Print each of the entries exactly, leaving nothing out.

--- begin Records for processing ---

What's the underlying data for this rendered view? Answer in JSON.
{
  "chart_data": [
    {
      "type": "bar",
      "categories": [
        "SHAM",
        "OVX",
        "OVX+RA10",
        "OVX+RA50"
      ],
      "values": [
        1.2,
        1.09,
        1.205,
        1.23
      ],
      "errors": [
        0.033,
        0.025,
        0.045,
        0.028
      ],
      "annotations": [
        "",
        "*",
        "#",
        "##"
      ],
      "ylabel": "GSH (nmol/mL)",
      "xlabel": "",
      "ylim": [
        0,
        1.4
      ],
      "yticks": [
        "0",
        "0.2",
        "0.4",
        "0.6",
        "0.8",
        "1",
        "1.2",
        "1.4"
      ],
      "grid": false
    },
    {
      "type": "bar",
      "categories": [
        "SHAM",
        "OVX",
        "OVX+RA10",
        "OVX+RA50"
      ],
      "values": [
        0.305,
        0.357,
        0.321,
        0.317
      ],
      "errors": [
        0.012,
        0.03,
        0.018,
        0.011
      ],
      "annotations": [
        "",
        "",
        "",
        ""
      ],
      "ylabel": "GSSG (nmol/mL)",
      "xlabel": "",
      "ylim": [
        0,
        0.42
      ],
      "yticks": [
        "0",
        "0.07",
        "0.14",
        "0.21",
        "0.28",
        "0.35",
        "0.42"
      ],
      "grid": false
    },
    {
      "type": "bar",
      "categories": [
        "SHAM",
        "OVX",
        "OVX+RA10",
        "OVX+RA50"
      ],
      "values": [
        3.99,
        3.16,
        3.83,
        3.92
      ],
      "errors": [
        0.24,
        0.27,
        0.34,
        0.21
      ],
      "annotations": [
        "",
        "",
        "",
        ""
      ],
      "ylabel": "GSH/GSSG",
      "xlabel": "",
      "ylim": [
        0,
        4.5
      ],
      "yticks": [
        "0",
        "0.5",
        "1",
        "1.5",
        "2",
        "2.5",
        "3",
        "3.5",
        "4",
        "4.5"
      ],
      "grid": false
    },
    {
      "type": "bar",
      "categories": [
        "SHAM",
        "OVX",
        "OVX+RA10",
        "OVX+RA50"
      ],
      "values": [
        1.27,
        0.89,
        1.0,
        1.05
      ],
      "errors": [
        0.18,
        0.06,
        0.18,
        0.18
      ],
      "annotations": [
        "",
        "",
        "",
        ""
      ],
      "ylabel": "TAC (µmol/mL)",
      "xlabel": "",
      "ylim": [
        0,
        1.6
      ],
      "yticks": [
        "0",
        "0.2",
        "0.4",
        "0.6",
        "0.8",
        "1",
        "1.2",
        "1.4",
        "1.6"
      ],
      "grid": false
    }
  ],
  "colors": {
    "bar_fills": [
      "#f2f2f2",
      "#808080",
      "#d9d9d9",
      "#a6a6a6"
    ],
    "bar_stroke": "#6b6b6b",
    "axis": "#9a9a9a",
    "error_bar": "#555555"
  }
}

--- end Records for processing ---

Final answer:
What's the underlying data for this rendered view? Answer in JSON.
{
  "chart_data": [
    {
      "type": "bar",
      "categories": [
        "SHAM",
        "OVX",
        "OVX+RA10",
        "OVX+RA50"
      ],
      "values": [
        1.2,
        1.09,
        1.205,
        1.23
      ],
      "errors": [
        0.033,
        0.025,
        0.045,
        0.028
      ],
      "annotations": [
        "",
        "*",
        "#",
        "##"
      ],
      "ylabel": "GSH (nmol/mL)",
      "xlabel": "",
      "ylim": [
        0,
        1.4
      ],
      "yticks": [
        "0",
        "0.2",
        "0.4",
        "0.6",
        "0.8",
        "1",
        "1.2",
        "1.4"
      ],
      "grid": false
    },
    {
      "type": "bar",
      "categories": [
        "SHAM",
        "OVX",
        "OVX+RA10",
        "OVX+RA50"
      ],
      "values": [
        0.305,
        0.357,
        0.321,
        0.317
      ],
      "errors": [
        0.012,
        0.03,
        0.018,
        0.011
      ],
      "annotations": [
        "",
        "",
        "",
        ""
      ],
      "ylabel": "GSSG (nmol/mL)",
      "xlabel": "",
      "ylim": [
        0,
        0.42
      ],
      "yticks": [
        "0",
        "0.07",
        "0.14",
        "0.21",
        "0.28",
        "0.35",
        "0.42"
      ],
      "grid": false
    },
    {
      "type": "bar",
      "categories": [
        "SHAM",
        "OVX",
        "OVX+RA10",
        "OVX+RA50"
      ],
      "values": [
        3.99,
        3.16,
        3.83,
        3.92
      ],
      "errors": [
        0.24,
        0.27,
        0.34,
        0.21
      ],
      "annotations": [
        "",
        "",
        "",
        ""
      ],
      "ylabel": "GSH/GSSG",
      "xlabel": "",
      "ylim": [
        0,
        4.5
      ],
      "yticks": [
        "0",
        "0.5",
        "1",
        "1.5",
        "2",
        "2.5",
        "3",
        "3.5",
        "4",
        "4.5"
      ],
      "grid": false
    },
    {
      "type": "bar",
      "categories": [
        "SHAM",
        "OVX",
        "OVX+RA10",
        "OVX+RA50"
      ],
      "values": [
        1.27,
        0.89,
        1.0,
        1.05
      ],
      "errors": [
        0.18,
        0.06,
        0.18,
        0.18
      ],
      "annotations": [
        "",
        "",
        "",
        ""
      ],
      "ylabel": "TAC (µmol/mL)",
      "xlabel": "",
      "ylim": [
        0,
        1.6
      ],
      "yticks": [
        "0",
        "0.2",
        "0.4",
        "0.6",
        "0.8",
        "1",
        "1.2",
        "1.4",
        "1.6"
      ],
      "grid": false
    }
  ],
  "colors": {
    "bar_fills": [
      "#f2f2f2",
      "#808080",
      "#d9d9d9",
      "#a6a6a6"
    ],
    "bar_stroke": "#6b6b6b",
    "axis": "#9a9a9a",
    "error_bar": "#555555"
  }
}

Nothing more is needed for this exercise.